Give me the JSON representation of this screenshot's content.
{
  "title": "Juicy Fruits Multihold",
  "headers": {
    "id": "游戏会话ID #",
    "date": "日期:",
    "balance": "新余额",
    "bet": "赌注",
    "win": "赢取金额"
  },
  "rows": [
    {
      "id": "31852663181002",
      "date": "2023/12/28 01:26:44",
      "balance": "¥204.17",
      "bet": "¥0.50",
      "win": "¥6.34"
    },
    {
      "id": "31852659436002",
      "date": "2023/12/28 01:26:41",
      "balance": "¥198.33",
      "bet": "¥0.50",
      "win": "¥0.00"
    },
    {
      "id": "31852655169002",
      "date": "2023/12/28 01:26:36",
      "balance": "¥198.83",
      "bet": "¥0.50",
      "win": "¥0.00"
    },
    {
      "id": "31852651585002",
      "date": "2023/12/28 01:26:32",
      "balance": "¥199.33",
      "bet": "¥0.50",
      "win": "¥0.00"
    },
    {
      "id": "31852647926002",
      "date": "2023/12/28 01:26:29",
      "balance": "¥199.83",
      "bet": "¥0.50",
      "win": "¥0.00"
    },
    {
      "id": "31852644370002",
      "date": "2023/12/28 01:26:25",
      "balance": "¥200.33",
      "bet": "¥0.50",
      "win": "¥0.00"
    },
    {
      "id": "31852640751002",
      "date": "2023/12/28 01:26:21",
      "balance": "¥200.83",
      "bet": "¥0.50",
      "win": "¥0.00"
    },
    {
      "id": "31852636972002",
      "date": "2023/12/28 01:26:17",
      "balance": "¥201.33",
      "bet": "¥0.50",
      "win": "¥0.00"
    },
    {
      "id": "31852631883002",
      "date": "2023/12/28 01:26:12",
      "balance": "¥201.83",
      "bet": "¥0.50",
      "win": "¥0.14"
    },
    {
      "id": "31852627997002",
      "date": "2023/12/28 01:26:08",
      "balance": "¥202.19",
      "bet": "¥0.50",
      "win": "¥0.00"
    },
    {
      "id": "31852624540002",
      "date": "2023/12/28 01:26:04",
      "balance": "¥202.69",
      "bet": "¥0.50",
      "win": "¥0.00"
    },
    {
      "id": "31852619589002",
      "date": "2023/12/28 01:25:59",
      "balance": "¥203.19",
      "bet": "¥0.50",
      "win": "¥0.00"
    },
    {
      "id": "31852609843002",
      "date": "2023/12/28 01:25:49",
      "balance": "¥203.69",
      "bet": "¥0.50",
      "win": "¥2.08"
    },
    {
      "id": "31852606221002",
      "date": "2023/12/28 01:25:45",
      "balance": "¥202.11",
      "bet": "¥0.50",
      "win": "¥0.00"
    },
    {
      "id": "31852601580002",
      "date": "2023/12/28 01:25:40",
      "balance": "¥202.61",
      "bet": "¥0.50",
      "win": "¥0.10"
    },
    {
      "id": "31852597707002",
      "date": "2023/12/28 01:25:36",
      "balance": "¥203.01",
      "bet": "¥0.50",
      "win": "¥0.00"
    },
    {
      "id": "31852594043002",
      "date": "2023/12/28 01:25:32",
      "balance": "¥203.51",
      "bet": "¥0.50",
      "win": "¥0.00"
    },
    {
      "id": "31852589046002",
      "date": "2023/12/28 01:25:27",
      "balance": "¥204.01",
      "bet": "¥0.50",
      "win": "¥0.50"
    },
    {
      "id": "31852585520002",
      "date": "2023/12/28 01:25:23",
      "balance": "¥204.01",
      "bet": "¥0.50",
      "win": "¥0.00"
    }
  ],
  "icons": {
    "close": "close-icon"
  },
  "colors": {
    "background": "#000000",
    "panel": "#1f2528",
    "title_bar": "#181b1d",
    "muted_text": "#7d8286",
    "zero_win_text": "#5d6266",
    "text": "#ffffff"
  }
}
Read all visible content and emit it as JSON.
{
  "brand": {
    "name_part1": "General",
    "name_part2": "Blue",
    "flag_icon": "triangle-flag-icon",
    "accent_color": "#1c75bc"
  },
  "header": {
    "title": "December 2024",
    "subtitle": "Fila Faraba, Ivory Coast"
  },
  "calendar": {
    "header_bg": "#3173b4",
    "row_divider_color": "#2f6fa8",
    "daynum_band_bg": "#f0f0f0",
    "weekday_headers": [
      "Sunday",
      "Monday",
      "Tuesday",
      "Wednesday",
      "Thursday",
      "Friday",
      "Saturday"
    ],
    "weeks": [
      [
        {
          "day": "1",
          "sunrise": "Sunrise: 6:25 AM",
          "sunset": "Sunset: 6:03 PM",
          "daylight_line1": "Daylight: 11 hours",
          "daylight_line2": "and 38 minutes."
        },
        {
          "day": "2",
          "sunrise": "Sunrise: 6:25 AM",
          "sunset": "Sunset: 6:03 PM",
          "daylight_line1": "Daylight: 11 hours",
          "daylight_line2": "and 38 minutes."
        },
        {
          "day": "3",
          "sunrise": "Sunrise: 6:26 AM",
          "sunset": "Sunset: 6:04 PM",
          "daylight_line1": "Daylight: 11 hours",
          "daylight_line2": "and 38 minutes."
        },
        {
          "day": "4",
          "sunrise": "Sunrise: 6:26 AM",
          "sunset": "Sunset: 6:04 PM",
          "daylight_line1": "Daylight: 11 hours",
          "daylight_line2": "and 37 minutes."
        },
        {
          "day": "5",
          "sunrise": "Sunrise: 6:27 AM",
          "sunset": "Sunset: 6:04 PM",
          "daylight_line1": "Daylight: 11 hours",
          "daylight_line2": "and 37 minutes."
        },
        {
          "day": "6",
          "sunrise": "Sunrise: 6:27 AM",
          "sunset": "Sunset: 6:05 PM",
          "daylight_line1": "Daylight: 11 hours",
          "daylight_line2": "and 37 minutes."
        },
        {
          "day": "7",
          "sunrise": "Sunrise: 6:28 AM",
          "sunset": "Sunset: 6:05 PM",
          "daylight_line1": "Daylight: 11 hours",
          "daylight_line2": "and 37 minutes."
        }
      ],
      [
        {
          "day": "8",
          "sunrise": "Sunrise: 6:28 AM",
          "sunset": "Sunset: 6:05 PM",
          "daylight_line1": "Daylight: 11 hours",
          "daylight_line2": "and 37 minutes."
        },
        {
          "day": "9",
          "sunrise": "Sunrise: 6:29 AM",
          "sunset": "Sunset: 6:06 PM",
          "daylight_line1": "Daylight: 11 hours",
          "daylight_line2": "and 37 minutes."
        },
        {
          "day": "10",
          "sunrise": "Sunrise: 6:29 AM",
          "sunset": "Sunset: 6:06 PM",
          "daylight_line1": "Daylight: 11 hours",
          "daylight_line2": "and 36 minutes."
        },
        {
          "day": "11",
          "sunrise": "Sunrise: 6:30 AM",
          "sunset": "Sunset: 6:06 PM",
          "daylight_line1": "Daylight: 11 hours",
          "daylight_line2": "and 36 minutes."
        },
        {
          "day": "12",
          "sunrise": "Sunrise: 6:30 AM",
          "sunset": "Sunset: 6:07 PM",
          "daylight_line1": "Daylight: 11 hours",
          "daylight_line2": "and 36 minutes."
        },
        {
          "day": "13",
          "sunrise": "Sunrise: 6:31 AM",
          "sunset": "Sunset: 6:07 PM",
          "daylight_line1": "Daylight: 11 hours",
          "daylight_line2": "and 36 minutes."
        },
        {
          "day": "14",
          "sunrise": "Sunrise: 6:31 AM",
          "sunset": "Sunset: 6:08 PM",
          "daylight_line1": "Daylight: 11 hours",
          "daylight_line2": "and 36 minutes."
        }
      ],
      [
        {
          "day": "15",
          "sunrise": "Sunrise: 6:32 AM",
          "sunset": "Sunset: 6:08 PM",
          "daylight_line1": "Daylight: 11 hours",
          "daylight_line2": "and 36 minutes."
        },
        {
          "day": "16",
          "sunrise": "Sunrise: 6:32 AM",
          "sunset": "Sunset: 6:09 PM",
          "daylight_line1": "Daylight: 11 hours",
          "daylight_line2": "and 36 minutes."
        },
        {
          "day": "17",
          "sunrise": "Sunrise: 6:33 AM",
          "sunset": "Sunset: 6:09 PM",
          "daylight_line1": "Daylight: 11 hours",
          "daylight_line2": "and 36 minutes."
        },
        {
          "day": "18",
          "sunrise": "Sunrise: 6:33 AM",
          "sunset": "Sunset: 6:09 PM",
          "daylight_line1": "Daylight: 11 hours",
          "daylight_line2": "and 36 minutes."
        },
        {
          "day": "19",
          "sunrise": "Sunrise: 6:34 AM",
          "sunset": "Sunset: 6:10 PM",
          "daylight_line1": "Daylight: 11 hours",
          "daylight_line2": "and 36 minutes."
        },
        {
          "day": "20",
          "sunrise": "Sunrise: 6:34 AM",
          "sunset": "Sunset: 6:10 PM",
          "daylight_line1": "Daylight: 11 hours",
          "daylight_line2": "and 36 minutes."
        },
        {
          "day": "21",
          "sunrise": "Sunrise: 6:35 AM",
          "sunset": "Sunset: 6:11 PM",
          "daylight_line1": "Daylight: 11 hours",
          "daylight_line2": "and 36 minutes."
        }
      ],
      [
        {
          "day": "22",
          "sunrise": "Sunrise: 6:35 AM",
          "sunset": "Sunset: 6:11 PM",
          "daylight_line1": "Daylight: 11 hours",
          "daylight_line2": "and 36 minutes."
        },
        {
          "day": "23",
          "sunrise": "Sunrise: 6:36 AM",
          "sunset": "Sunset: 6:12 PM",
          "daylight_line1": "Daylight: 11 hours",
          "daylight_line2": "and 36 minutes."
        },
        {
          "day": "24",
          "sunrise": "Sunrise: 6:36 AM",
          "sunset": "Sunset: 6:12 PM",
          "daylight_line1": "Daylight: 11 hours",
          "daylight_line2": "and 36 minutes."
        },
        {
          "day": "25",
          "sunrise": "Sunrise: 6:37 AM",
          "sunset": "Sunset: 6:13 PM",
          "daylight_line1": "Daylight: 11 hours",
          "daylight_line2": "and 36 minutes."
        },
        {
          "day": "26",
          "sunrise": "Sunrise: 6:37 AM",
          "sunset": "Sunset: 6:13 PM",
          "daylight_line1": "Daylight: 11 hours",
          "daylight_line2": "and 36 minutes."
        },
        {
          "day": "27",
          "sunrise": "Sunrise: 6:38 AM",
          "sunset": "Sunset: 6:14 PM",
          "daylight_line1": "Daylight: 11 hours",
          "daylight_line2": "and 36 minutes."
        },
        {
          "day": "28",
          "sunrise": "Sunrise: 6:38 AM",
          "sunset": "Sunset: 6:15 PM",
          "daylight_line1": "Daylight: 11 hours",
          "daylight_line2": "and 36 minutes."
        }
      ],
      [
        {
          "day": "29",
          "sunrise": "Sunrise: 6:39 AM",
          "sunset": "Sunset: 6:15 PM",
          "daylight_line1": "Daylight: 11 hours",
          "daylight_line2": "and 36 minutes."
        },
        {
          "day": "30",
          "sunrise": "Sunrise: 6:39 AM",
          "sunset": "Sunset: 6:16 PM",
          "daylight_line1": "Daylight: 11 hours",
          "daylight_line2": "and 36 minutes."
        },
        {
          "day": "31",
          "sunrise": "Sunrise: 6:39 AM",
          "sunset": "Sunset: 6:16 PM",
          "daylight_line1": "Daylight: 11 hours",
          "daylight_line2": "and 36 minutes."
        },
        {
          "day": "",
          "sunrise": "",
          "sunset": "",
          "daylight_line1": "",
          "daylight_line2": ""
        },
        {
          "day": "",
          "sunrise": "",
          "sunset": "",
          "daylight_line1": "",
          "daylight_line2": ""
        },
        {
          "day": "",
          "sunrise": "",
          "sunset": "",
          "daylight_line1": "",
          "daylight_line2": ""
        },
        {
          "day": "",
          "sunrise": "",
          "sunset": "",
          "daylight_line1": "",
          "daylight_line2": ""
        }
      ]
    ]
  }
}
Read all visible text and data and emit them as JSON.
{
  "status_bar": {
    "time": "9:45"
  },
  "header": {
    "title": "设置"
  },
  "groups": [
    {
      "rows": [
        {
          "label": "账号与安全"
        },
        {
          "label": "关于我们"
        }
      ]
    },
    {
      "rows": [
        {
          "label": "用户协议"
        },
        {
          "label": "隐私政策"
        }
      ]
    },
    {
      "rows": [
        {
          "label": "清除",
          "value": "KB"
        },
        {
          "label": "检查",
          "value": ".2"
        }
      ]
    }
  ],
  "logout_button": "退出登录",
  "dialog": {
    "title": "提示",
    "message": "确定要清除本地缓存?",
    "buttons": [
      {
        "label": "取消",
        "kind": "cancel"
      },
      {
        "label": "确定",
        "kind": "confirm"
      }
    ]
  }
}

================================

* _Task_
Quote, without alteration, the final stretch of the entries: the line with "Read all visible text" onward to the last line.

* _Answer to the task_
Read all visible text and data and emit them as JSON.
{
  "status_bar": {
    "time": "9:45"
  },
  "header": {
    "title": "设置"
  },
  "groups": [
    {
      "rows": [
        {
          "label": "账号与安全"
        },
        {
          "label": "关于我们"
        }
      ]
    },
    {
      "rows": [
        {
          "label": "用户协议"
        },
        {
          "label": "隐私政策"
        }
      ]
    },
    {
      "rows": [
        {
          "label": "清除",
          "value": "KB"
        },
        {
          "label": "检查",
          "value": ".2"
        }
      ]
    }
  ],
  "logout_button": "退出登录",
  "dialog": {
    "title": "提示",
    "message": "确定要清除本地缓存?",
    "buttons": [
      {
        "label": "取消",
        "kind": "cancel"
      },
      {
        "label": "确定",
        "kind": "confirm"
      }
    ]
  }
}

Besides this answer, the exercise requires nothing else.